**Exercise directions**
Set the listing down again exactly, please, apart from its pictures.

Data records
** start **
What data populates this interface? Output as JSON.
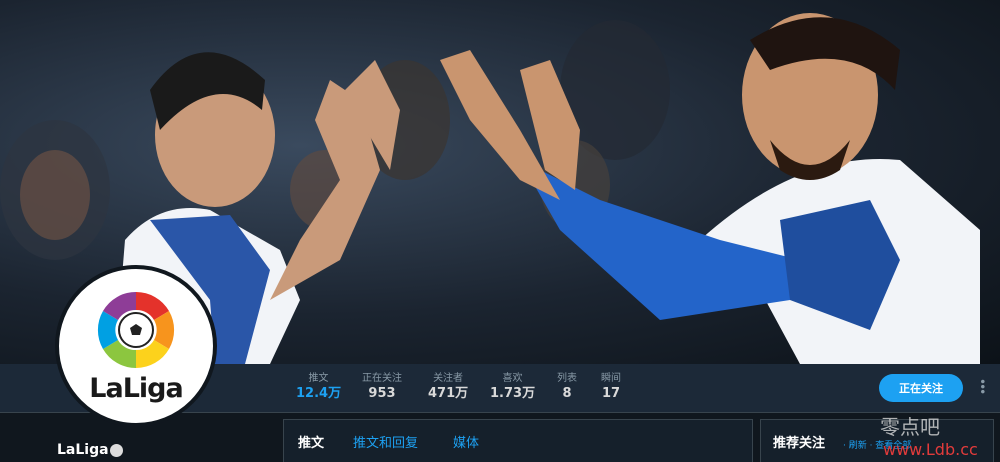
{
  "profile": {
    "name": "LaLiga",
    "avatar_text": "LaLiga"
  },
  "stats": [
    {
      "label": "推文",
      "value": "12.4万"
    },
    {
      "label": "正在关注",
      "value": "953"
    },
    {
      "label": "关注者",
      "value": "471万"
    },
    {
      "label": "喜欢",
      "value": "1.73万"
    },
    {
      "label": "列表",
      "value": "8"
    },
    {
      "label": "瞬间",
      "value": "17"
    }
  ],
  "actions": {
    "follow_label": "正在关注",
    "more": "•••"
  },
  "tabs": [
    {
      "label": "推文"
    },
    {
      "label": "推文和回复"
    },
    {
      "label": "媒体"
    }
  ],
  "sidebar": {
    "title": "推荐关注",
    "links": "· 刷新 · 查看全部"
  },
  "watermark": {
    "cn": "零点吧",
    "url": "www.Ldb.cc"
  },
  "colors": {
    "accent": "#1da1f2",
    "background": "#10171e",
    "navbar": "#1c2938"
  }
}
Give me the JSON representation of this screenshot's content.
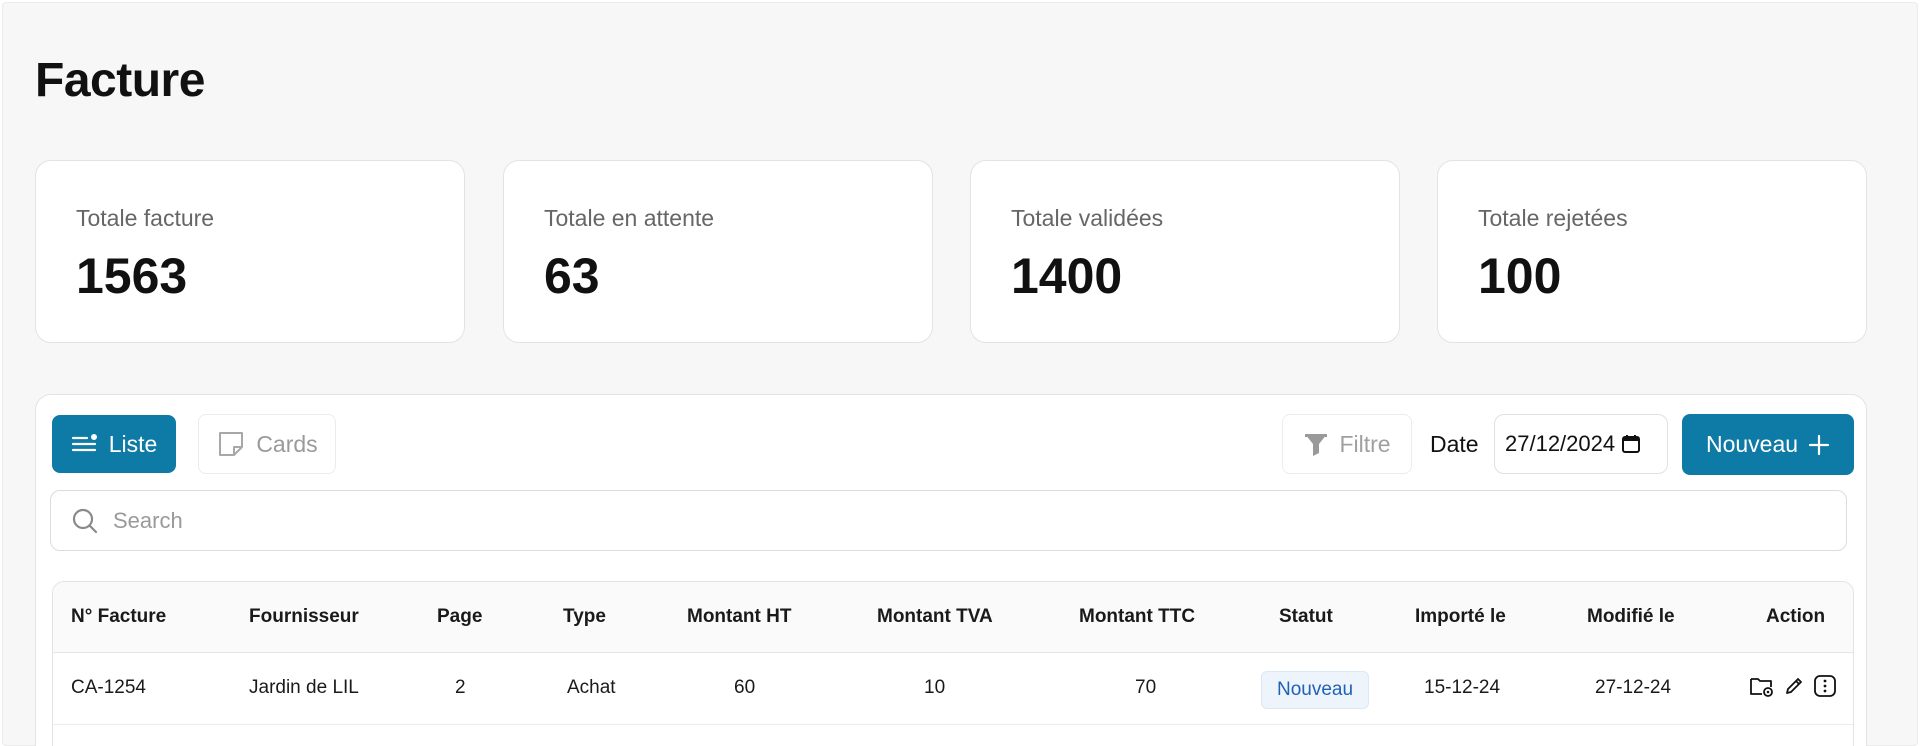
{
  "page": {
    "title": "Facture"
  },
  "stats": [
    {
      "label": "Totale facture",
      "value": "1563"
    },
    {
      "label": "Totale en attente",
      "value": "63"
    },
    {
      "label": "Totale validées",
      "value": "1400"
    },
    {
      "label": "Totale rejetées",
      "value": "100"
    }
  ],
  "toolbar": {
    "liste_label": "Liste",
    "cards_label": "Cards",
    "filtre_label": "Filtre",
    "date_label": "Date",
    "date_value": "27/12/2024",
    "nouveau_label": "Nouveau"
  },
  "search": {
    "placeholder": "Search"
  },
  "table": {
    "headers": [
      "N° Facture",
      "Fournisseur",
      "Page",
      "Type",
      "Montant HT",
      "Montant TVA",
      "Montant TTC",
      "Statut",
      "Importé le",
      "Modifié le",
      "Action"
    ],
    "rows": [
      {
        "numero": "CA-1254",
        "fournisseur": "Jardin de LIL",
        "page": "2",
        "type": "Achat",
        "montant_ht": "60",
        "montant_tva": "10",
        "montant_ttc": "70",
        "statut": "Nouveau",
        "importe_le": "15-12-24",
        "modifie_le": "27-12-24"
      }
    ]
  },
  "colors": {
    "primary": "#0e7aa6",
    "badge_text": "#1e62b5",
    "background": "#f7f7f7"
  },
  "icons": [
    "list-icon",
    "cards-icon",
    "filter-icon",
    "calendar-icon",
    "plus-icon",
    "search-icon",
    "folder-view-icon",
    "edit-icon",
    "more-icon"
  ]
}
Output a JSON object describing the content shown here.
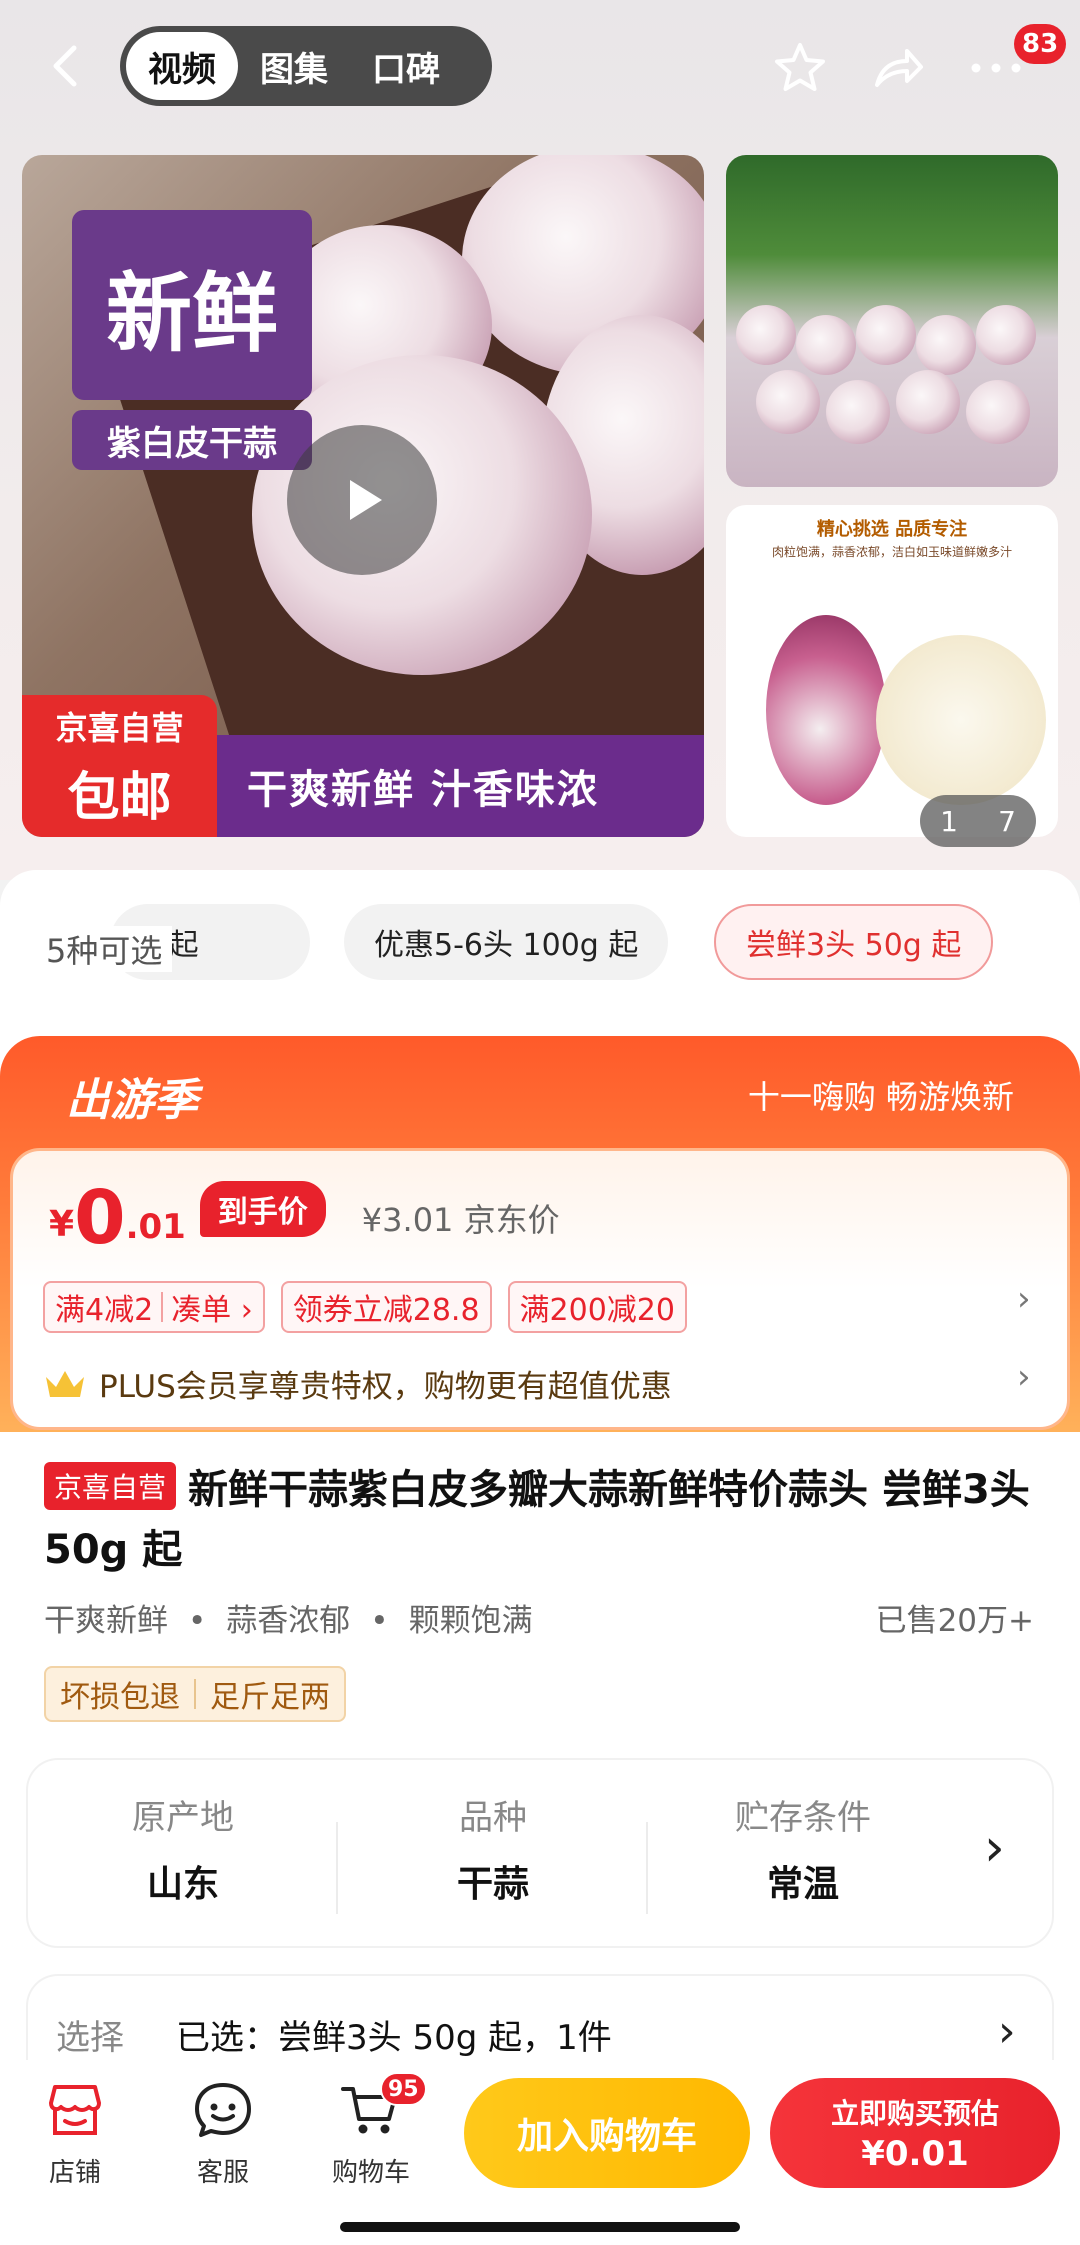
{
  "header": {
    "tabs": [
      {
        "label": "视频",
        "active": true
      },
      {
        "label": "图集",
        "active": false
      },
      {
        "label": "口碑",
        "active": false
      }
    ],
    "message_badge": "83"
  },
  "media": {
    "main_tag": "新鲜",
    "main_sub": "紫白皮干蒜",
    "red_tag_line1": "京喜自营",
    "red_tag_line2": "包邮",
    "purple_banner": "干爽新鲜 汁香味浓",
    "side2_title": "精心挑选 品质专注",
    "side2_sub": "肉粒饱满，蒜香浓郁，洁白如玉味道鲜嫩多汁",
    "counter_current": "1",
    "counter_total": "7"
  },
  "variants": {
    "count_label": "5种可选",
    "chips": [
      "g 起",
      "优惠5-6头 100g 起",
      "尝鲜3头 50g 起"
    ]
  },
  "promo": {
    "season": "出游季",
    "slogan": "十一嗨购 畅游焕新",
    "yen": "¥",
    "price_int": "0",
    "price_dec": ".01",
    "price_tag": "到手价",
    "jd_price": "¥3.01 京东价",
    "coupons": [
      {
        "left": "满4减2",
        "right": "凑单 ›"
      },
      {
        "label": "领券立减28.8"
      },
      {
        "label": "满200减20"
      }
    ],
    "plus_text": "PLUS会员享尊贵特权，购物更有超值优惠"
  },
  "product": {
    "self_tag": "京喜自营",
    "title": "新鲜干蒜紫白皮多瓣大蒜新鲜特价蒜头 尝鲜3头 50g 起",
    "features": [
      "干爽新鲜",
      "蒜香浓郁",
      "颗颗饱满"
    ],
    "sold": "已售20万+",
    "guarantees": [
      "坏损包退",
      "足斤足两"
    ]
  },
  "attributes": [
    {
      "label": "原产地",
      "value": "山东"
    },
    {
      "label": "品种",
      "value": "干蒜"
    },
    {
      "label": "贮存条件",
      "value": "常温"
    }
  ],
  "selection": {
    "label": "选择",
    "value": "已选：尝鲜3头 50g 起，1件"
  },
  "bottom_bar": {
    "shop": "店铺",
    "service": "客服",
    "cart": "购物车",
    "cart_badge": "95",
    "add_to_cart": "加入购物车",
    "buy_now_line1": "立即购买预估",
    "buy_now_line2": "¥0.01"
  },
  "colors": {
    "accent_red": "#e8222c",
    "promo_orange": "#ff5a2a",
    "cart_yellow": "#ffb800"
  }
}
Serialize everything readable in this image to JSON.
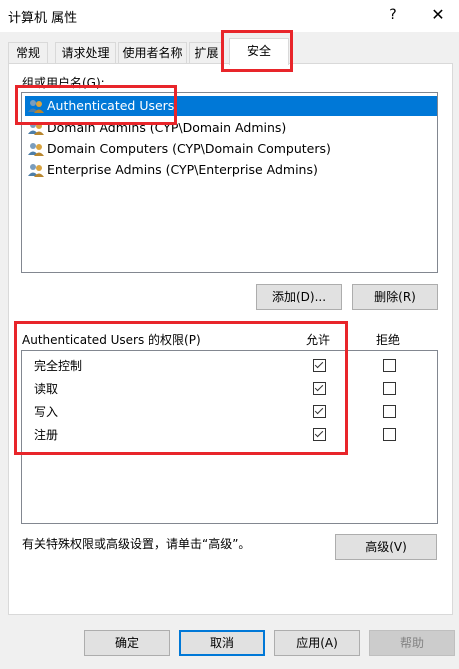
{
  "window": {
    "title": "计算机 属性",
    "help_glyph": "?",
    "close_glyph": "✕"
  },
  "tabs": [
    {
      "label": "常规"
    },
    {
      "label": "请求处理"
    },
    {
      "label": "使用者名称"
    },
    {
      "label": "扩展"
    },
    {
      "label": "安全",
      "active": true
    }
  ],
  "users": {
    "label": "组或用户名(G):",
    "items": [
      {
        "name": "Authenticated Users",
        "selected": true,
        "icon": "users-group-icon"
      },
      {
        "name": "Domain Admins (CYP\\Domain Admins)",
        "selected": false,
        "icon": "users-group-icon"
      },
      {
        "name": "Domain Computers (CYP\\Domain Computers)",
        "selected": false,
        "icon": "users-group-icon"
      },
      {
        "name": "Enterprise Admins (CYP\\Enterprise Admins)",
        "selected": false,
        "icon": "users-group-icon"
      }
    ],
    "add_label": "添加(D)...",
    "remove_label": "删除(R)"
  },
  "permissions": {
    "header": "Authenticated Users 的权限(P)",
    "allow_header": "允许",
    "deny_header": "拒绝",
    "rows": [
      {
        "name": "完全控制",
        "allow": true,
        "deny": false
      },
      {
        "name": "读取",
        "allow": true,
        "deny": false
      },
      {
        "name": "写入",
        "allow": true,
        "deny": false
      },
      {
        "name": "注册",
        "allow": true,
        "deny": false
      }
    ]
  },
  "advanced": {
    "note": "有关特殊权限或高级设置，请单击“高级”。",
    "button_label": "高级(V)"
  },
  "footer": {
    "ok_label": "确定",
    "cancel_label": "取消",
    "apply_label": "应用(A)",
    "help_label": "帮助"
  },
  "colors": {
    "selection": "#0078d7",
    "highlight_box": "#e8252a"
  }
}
** end **
**Solution to the problem**
What data populates this interface? Output as JSON.
{
  "profile": {
    "name": "LaLiga",
    "avatar_text": "LaLiga"
  },
  "stats": [
    {
      "label": "推文",
      "value": "12.4万"
    },
    {
      "label": "正在关注",
      "value": "953"
    },
    {
      "label": "关注者",
      "value": "471万"
    },
    {
      "label": "喜欢",
      "value": "1.73万"
    },
    {
      "label": "列表",
      "value": "8"
    },
    {
      "label": "瞬间",
      "value": "17"
    }
  ],
  "actions": {
    "follow_label": "正在关注",
    "more": "•••"
  },
  "tabs": [
    {
      "label": "推文"
    },
    {
      "label": "推文和回复"
    },
    {
      "label": "媒体"
    }
  ],
  "sidebar": {
    "title": "推荐关注",
    "links": "· 刷新 · 查看全部"
  },
  "watermark": {
    "cn": "零点吧",
    "url": "www.Ldb.cc"
  },
  "colors": {
    "accent": "#1da1f2",
    "background": "#10171e",
    "navbar": "#1c2938"
  }
}
Give me the JSON representation of this screenshot's content.
{
  "page": {
    "title": "Facture"
  },
  "stats": [
    {
      "label": "Totale facture",
      "value": "1563"
    },
    {
      "label": "Totale en attente",
      "value": "63"
    },
    {
      "label": "Totale validées",
      "value": "1400"
    },
    {
      "label": "Totale rejetées",
      "value": "100"
    }
  ],
  "toolbar": {
    "liste_label": "Liste",
    "cards_label": "Cards",
    "filtre_label": "Filtre",
    "date_label": "Date",
    "date_value": "27/12/2024",
    "nouveau_label": "Nouveau"
  },
  "search": {
    "placeholder": "Search"
  },
  "table": {
    "headers": [
      "N° Facture",
      "Fournisseur",
      "Page",
      "Type",
      "Montant HT",
      "Montant TVA",
      "Montant TTC",
      "Statut",
      "Importé le",
      "Modifié le",
      "Action"
    ],
    "rows": [
      {
        "numero": "CA-1254",
        "fournisseur": "Jardin de LIL",
        "page": "2",
        "type": "Achat",
        "montant_ht": "60",
        "montant_tva": "10",
        "montant_ttc": "70",
        "statut": "Nouveau",
        "importe_le": "15-12-24",
        "modifie_le": "27-12-24"
      }
    ]
  },
  "colors": {
    "primary": "#0e7aa6",
    "badge_text": "#1e62b5",
    "background": "#f7f7f7"
  },
  "icons": [
    "list-icon",
    "cards-icon",
    "filter-icon",
    "calendar-icon",
    "plus-icon",
    "search-icon",
    "folder-view-icon",
    "edit-icon",
    "more-icon"
  ]
}
Output a JSON object describing the content shown here.
{
  "header": {
    "tabs": [
      {
        "label": "视频",
        "active": true
      },
      {
        "label": "图集",
        "active": false
      },
      {
        "label": "口碑",
        "active": false
      }
    ],
    "message_badge": "83"
  },
  "media": {
    "main_tag": "新鲜",
    "main_sub": "紫白皮干蒜",
    "red_tag_line1": "京喜自营",
    "red_tag_line2": "包邮",
    "purple_banner": "干爽新鲜 汁香味浓",
    "side2_title": "精心挑选 品质专注",
    "side2_sub": "肉粒饱满，蒜香浓郁，洁白如玉味道鲜嫩多汁",
    "counter_current": "1",
    "counter_total": "7"
  },
  "variants": {
    "count_label": "5种可选",
    "chips": [
      "g 起",
      "优惠5-6头 100g 起",
      "尝鲜3头 50g 起"
    ]
  },
  "promo": {
    "season": "出游季",
    "slogan": "十一嗨购 畅游焕新",
    "yen": "¥",
    "price_int": "0",
    "price_dec": ".01",
    "price_tag": "到手价",
    "jd_price": "¥3.01 京东价",
    "coupons": [
      {
        "left": "满4减2",
        "right": "凑单 ›"
      },
      {
        "label": "领券立减28.8"
      },
      {
        "label": "满200减20"
      }
    ],
    "plus_text": "PLUS会员享尊贵特权，购物更有超值优惠"
  },
  "product": {
    "self_tag": "京喜自营",
    "title": "新鲜干蒜紫白皮多瓣大蒜新鲜特价蒜头 尝鲜3头 50g 起",
    "features": [
      "干爽新鲜",
      "蒜香浓郁",
      "颗颗饱满"
    ],
    "sold": "已售20万+",
    "guarantees": [
      "坏损包退",
      "足斤足两"
    ]
  },
  "attributes": [
    {
      "label": "原产地",
      "value": "山东"
    },
    {
      "label": "品种",
      "value": "干蒜"
    },
    {
      "label": "贮存条件",
      "value": "常温"
    }
  ],
  "selection": {
    "label": "选择",
    "value": "已选：尝鲜3头 50g 起，1件"
  },
  "bottom_bar": {
    "shop": "店铺",
    "service": "客服",
    "cart": "购物车",
    "cart_badge": "95",
    "add_to_cart": "加入购物车",
    "buy_now_line1": "立即购买预估",
    "buy_now_line2": "¥0.01"
  },
  "colors": {
    "accent_red": "#e8222c",
    "promo_orange": "#ff5a2a",
    "cart_yellow": "#ffb800"
  }
}
Serialize everything readable in this image to JSON.
{
  "window": {
    "title": "计算机 属性",
    "help_glyph": "?",
    "close_glyph": "✕"
  },
  "tabs": [
    {
      "label": "常规"
    },
    {
      "label": "请求处理"
    },
    {
      "label": "使用者名称"
    },
    {
      "label": "扩展"
    },
    {
      "label": "安全",
      "active": true
    }
  ],
  "users": {
    "label": "组或用户名(G):",
    "items": [
      {
        "name": "Authenticated Users",
        "selected": true,
        "icon": "users-group-icon"
      },
      {
        "name": "Domain Admins (CYP\\Domain Admins)",
        "selected": false,
        "icon": "users-group-icon"
      },
      {
        "name": "Domain Computers (CYP\\Domain Computers)",
        "selected": false,
        "icon": "users-group-icon"
      },
      {
        "name": "Enterprise Admins (CYP\\Enterprise Admins)",
        "selected": false,
        "icon": "users-group-icon"
      }
    ],
    "add_label": "添加(D)...",
    "remove_label": "删除(R)"
  },
  "permissions": {
    "header": "Authenticated Users 的权限(P)",
    "allow_header": "允许",
    "deny_header": "拒绝",
    "rows": [
      {
        "name": "完全控制",
        "allow": true,
        "deny": false
      },
      {
        "name": "读取",
        "allow": true,
        "deny": false
      },
      {
        "name": "写入",
        "allow": true,
        "deny": false
      },
      {
        "name": "注册",
        "allow": true,
        "deny": false
      }
    ]
  },
  "advanced": {
    "note": "有关特殊权限或高级设置，请单击“高级”。",
    "button_label": "高级(V)"
  },
  "footer": {
    "ok_label": "确定",
    "cancel_label": "取消",
    "apply_label": "应用(A)",
    "help_label": "帮助"
  },
  "colors": {
    "selection": "#0078d7",
    "highlight_box": "#e8252a"
  }
}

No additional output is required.